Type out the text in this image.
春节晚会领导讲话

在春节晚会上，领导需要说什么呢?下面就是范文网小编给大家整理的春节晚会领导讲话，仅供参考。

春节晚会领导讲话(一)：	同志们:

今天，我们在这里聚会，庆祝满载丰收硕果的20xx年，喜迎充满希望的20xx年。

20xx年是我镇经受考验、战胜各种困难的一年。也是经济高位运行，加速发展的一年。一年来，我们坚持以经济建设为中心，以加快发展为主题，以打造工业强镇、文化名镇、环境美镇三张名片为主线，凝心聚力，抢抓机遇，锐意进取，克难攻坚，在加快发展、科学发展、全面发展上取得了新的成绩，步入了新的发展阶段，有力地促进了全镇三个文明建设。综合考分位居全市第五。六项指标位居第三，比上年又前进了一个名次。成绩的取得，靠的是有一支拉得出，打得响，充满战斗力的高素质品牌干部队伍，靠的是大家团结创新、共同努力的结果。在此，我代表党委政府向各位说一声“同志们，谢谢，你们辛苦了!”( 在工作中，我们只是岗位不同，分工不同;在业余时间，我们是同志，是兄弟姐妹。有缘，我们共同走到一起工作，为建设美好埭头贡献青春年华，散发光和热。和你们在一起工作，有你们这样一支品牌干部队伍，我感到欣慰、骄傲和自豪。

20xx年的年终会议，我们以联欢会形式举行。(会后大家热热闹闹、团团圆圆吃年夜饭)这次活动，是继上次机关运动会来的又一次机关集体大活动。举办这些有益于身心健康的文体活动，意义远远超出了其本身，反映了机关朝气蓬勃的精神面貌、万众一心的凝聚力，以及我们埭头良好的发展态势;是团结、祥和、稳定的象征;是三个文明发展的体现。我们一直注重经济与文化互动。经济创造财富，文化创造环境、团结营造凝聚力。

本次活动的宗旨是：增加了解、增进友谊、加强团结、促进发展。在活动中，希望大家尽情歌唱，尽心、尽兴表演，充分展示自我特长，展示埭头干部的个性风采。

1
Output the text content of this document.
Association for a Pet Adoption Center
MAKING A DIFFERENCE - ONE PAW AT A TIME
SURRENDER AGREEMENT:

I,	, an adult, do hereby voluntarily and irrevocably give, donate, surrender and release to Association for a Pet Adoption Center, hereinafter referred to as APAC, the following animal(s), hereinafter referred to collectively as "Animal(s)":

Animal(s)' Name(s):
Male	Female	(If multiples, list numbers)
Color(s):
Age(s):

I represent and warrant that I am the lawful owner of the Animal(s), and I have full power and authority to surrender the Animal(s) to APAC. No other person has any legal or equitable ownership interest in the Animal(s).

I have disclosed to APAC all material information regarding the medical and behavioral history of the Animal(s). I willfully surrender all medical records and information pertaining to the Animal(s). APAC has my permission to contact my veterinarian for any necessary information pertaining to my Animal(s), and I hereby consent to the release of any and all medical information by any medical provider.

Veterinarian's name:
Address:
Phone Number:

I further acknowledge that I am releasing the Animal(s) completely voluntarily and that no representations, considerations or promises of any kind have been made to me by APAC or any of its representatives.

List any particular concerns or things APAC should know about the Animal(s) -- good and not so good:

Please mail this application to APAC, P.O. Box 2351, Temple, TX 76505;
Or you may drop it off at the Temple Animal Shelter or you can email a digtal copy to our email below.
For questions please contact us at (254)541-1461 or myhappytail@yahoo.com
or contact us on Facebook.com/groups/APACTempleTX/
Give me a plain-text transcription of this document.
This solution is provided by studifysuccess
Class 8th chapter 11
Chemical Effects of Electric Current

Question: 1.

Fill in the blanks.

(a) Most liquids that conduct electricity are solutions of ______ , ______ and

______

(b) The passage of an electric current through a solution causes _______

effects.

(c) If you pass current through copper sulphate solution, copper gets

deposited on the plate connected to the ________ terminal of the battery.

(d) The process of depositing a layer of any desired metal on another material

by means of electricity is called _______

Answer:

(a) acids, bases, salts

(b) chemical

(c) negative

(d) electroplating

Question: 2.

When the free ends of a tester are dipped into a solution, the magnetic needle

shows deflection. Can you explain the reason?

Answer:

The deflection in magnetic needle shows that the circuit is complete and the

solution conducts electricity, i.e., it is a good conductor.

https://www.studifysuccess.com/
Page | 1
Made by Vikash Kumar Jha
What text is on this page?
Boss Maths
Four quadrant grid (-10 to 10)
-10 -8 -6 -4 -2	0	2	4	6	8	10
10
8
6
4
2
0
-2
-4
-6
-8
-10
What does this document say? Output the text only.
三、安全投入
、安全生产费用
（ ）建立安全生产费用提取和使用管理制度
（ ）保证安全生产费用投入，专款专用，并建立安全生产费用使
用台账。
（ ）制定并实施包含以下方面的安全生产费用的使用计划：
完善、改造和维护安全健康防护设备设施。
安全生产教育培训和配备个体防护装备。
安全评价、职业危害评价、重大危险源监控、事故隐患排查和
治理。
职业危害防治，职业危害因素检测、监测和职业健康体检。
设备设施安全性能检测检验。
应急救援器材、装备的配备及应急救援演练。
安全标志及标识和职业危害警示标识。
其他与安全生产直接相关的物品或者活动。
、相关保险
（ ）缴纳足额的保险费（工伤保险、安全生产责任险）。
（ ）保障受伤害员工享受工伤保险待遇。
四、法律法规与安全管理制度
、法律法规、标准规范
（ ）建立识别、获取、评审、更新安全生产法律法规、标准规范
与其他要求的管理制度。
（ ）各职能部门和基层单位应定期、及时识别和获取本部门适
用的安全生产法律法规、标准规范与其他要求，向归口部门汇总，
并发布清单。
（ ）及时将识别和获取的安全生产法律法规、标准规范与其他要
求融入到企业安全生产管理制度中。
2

SHORT PROBLEM: Copy each line of the data that contains the word "What".

EXERCISE RESPONSE:
What text is on this page?
What does this document say? Output the text only.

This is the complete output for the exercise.